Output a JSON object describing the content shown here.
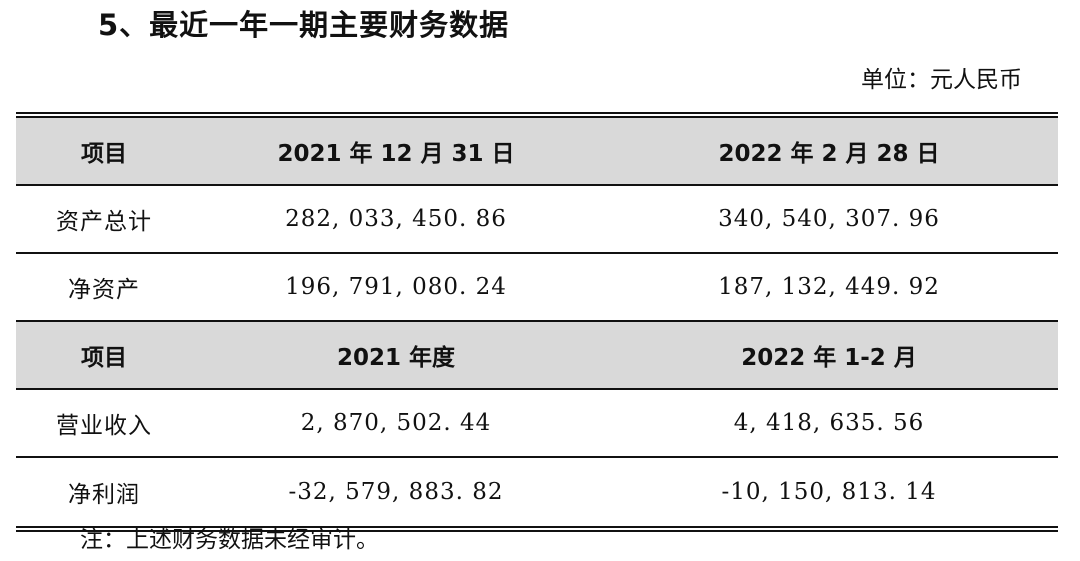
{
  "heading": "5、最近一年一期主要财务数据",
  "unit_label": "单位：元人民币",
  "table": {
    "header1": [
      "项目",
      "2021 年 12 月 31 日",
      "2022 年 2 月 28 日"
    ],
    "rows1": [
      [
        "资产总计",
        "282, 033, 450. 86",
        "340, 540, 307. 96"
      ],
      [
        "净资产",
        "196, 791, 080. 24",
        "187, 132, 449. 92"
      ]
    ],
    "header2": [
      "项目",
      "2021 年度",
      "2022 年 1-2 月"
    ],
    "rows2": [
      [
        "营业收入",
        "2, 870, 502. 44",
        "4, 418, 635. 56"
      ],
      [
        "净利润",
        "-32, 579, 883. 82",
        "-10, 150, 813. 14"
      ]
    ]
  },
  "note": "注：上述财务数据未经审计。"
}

_____

**TASK OBJECTIVE**
Extract every line of the data exactly; pictures stay out.

**TASK SOLUTION**
Output a JSON object describing the content shown here.
{
  "heading": "5、最近一年一期主要财务数据",
  "unit_label": "单位：元人民币",
  "table": {
    "header1": [
      "项目",
      "2021 年 12 月 31 日",
      "2022 年 2 月 28 日"
    ],
    "rows1": [
      [
        "资产总计",
        "282, 033, 450. 86",
        "340, 540, 307. 96"
      ],
      [
        "净资产",
        "196, 791, 080. 24",
        "187, 132, 449. 92"
      ]
    ],
    "header2": [
      "项目",
      "2021 年度",
      "2022 年 1-2 月"
    ],
    "rows2": [
      [
        "营业收入",
        "2, 870, 502. 44",
        "4, 418, 635. 56"
      ],
      [
        "净利润",
        "-32, 579, 883. 82",
        "-10, 150, 813. 14"
      ]
    ]
  },
  "note": "注：上述财务数据未经审计。"
}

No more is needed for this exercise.